Return every record below exactly as written, omitting any pictures.

▶ _Records to use_
▼
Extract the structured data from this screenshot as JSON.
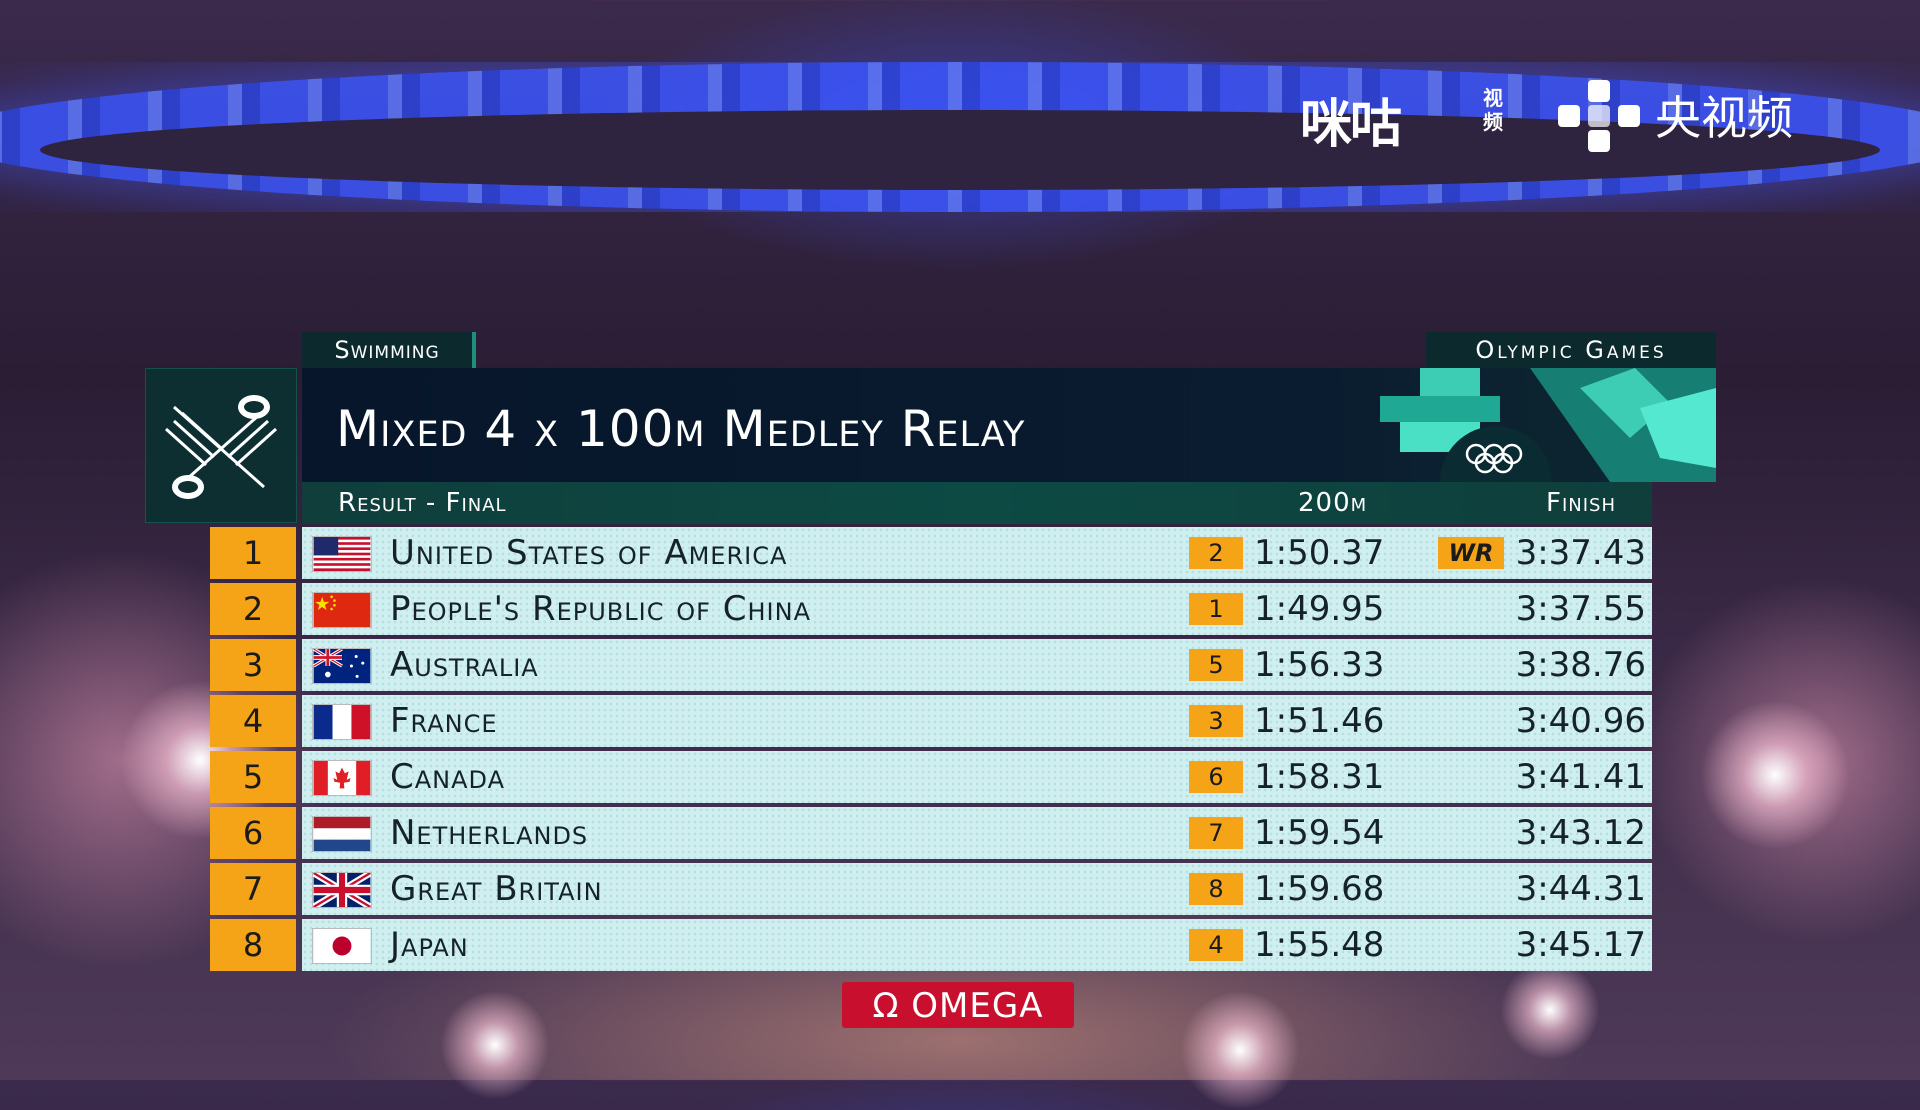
{
  "broadcasters": {
    "migu": "咪咕",
    "migu_sub": "视频",
    "cctv": "央视频"
  },
  "header": {
    "sport": "Swimming",
    "games": "Olympic Games",
    "event_title": "Mixed 4 x 100m Medley Relay",
    "result_label": "Result - Final",
    "split_label": "200m",
    "finish_label": "Finish"
  },
  "results": [
    {
      "rank": "1",
      "country": "United States of America",
      "flag": "usa",
      "split_rank": "2",
      "split_time": "1:50.37",
      "record": "WR",
      "finish": "3:37.43"
    },
    {
      "rank": "2",
      "country": "People's Republic of China",
      "flag": "chn",
      "split_rank": "1",
      "split_time": "1:49.95",
      "record": "",
      "finish": "3:37.55"
    },
    {
      "rank": "3",
      "country": "Australia",
      "flag": "aus",
      "split_rank": "5",
      "split_time": "1:56.33",
      "record": "",
      "finish": "3:38.76"
    },
    {
      "rank": "4",
      "country": "France",
      "flag": "fra",
      "split_rank": "3",
      "split_time": "1:51.46",
      "record": "",
      "finish": "3:40.96"
    },
    {
      "rank": "5",
      "country": "Canada",
      "flag": "can",
      "split_rank": "6",
      "split_time": "1:58.31",
      "record": "",
      "finish": "3:41.41"
    },
    {
      "rank": "6",
      "country": "Netherlands",
      "flag": "ned",
      "split_rank": "7",
      "split_time": "1:59.54",
      "record": "",
      "finish": "3:43.12"
    },
    {
      "rank": "7",
      "country": "Great Britain",
      "flag": "gbr",
      "split_rank": "8",
      "split_time": "1:59.68",
      "record": "",
      "finish": "3:44.31"
    },
    {
      "rank": "8",
      "country": "Japan",
      "flag": "jpn",
      "split_rank": "4",
      "split_time": "1:55.48",
      "record": "",
      "finish": "3:45.17"
    }
  ],
  "sponsor": {
    "symbol": "Ω",
    "name": "OMEGA"
  },
  "colors": {
    "rank_accent": "#f5a417",
    "row_background": "#cfeff0",
    "title_background": "#07162a",
    "subhead_background": "#0d4a44",
    "sponsor_red": "#c8102e"
  }
}
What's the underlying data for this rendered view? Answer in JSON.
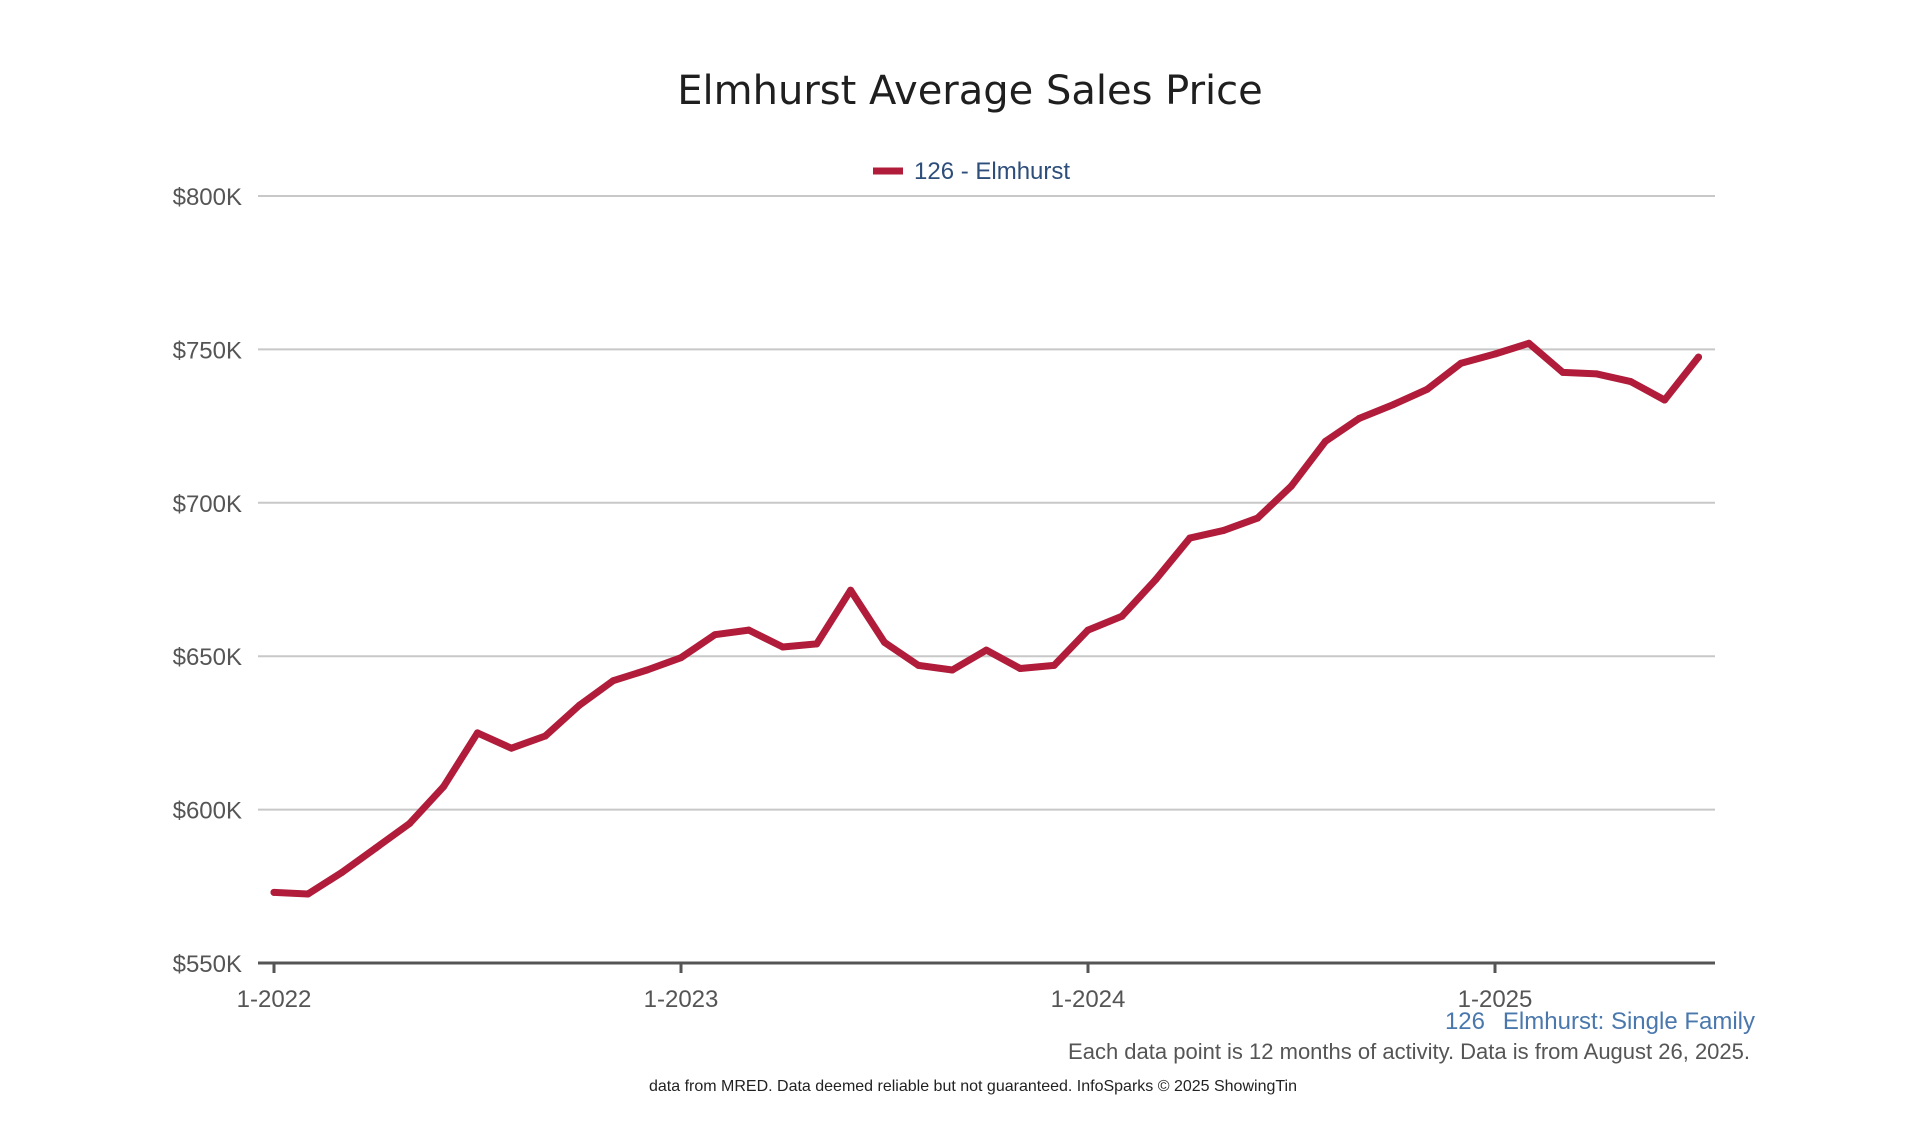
{
  "chart_data": {
    "type": "line",
    "title": "Elmhurst Average Sales Price",
    "y_ticks": [
      "$550K",
      "$600K",
      "$650K",
      "$700K",
      "$750K",
      "$800K"
    ],
    "x_ticks": [
      "1-2022",
      "1-2023",
      "1-2024",
      "1-2025"
    ],
    "ylim": [
      550000,
      800000
    ],
    "grid": true,
    "legend_position": "top-center",
    "series": [
      {
        "name": "126 - Elmhurst",
        "color": "#b01c3a",
        "x": [
          "2022-01",
          "2022-02",
          "2022-03",
          "2022-04",
          "2022-05",
          "2022-06",
          "2022-07",
          "2022-08",
          "2022-09",
          "2022-10",
          "2022-11",
          "2022-12",
          "2023-01",
          "2023-02",
          "2023-03",
          "2023-04",
          "2023-05",
          "2023-06",
          "2023-07",
          "2023-08",
          "2023-09",
          "2023-10",
          "2023-11",
          "2023-12",
          "2024-01",
          "2024-02",
          "2024-03",
          "2024-04",
          "2024-05",
          "2024-06",
          "2024-07",
          "2024-08",
          "2024-09",
          "2024-10",
          "2024-11",
          "2024-12",
          "2025-01",
          "2025-02",
          "2025-03",
          "2025-04",
          "2025-05",
          "2025-06",
          "2025-07"
        ],
        "values": [
          573000,
          572500,
          579500,
          587500,
          595500,
          607500,
          625000,
          620000,
          624000,
          634000,
          642000,
          645500,
          649500,
          657000,
          658500,
          653000,
          654000,
          671500,
          654500,
          647000,
          645500,
          652000,
          646000,
          647000,
          658500,
          663000,
          675000,
          688500,
          691000,
          695000,
          705500,
          720000,
          727500,
          732000,
          737000,
          745500,
          748500,
          752000,
          742500,
          742000,
          739500,
          733500,
          747500
        ]
      }
    ]
  },
  "footer": {
    "area_code": "126",
    "area_label": "Elmhurst: Single Family",
    "note": "Each data point is 12 months of activity. Data is from August 26, 2025.",
    "credit": "data from MRED. Data deemed reliable but not guaranteed. InfoSparks © 2025 ShowingTin"
  }
}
▲
▶ _Answer to the problem_
Extract the structured data from this screenshot as JSON.
{
  "broadcasters": {
    "migu": "咪咕",
    "migu_sub": "视频",
    "cctv": "央视频"
  },
  "header": {
    "sport": "Swimming",
    "games": "Olympic Games",
    "event_title": "Mixed 4 x 100m Medley Relay",
    "result_label": "Result - Final",
    "split_label": "200m",
    "finish_label": "Finish"
  },
  "results": [
    {
      "rank": "1",
      "country": "United States of America",
      "flag": "usa",
      "split_rank": "2",
      "split_time": "1:50.37",
      "record": "WR",
      "finish": "3:37.43"
    },
    {
      "rank": "2",
      "country": "People's Republic of China",
      "flag": "chn",
      "split_rank": "1",
      "split_time": "1:49.95",
      "record": "",
      "finish": "3:37.55"
    },
    {
      "rank": "3",
      "country": "Australia",
      "flag": "aus",
      "split_rank": "5",
      "split_time": "1:56.33",
      "record": "",
      "finish": "3:38.76"
    },
    {
      "rank": "4",
      "country": "France",
      "flag": "fra",
      "split_rank": "3",
      "split_time": "1:51.46",
      "record": "",
      "finish": "3:40.96"
    },
    {
      "rank": "5",
      "country": "Canada",
      "flag": "can",
      "split_rank": "6",
      "split_time": "1:58.31",
      "record": "",
      "finish": "3:41.41"
    },
    {
      "rank": "6",
      "country": "Netherlands",
      "flag": "ned",
      "split_rank": "7",
      "split_time": "1:59.54",
      "record": "",
      "finish": "3:43.12"
    },
    {
      "rank": "7",
      "country": "Great Britain",
      "flag": "gbr",
      "split_rank": "8",
      "split_time": "1:59.68",
      "record": "",
      "finish": "3:44.31"
    },
    {
      "rank": "8",
      "country": "Japan",
      "flag": "jpn",
      "split_rank": "4",
      "split_time": "1:55.48",
      "record": "",
      "finish": "3:45.17"
    }
  ],
  "sponsor": {
    "symbol": "Ω",
    "name": "OMEGA"
  },
  "colors": {
    "rank_accent": "#f5a417",
    "row_background": "#cfeff0",
    "title_background": "#07162a",
    "subhead_background": "#0d4a44",
    "sponsor_red": "#c8102e"
  }
}
What's the underlying data for this rendered view? Answer in JSON.
{
  "chart_data": {
    "type": "line",
    "title": "Elmhurst Average Sales Price",
    "y_ticks": [
      "$550K",
      "$600K",
      "$650K",
      "$700K",
      "$750K",
      "$800K"
    ],
    "x_ticks": [
      "1-2022",
      "1-2023",
      "1-2024",
      "1-2025"
    ],
    "ylim": [
      550000,
      800000
    ],
    "grid": true,
    "legend_position": "top-center",
    "series": [
      {
        "name": "126 - Elmhurst",
        "color": "#b01c3a",
        "x": [
          "2022-01",
          "2022-02",
          "2022-03",
          "2022-04",
          "2022-05",
          "2022-06",
          "2022-07",
          "2022-08",
          "2022-09",
          "2022-10",
          "2022-11",
          "2022-12",
          "2023-01",
          "2023-02",
          "2023-03",
          "2023-04",
          "2023-05",
          "2023-06",
          "2023-07",
          "2023-08",
          "2023-09",
          "2023-10",
          "2023-11",
          "2023-12",
          "2024-01",
          "2024-02",
          "2024-03",
          "2024-04",
          "2024-05",
          "2024-06",
          "2024-07",
          "2024-08",
          "2024-09",
          "2024-10",
          "2024-11",
          "2024-12",
          "2025-01",
          "2025-02",
          "2025-03",
          "2025-04",
          "2025-05",
          "2025-06",
          "2025-07"
        ],
        "values": [
          573000,
          572500,
          579500,
          587500,
          595500,
          607500,
          625000,
          620000,
          624000,
          634000,
          642000,
          645500,
          649500,
          657000,
          658500,
          653000,
          654000,
          671500,
          654500,
          647000,
          645500,
          652000,
          646000,
          647000,
          658500,
          663000,
          675000,
          688500,
          691000,
          695000,
          705500,
          720000,
          727500,
          732000,
          737000,
          745500,
          748500,
          752000,
          742500,
          742000,
          739500,
          733500,
          747500
        ]
      }
    ]
  },
  "footer": {
    "area_code": "126",
    "area_label": "Elmhurst: Single Family",
    "note": "Each data point is 12 months of activity. Data is from August 26, 2025.",
    "credit": "data from MRED. Data deemed reliable but not guaranteed. InfoSparks © 2025 ShowingTin"
  }
}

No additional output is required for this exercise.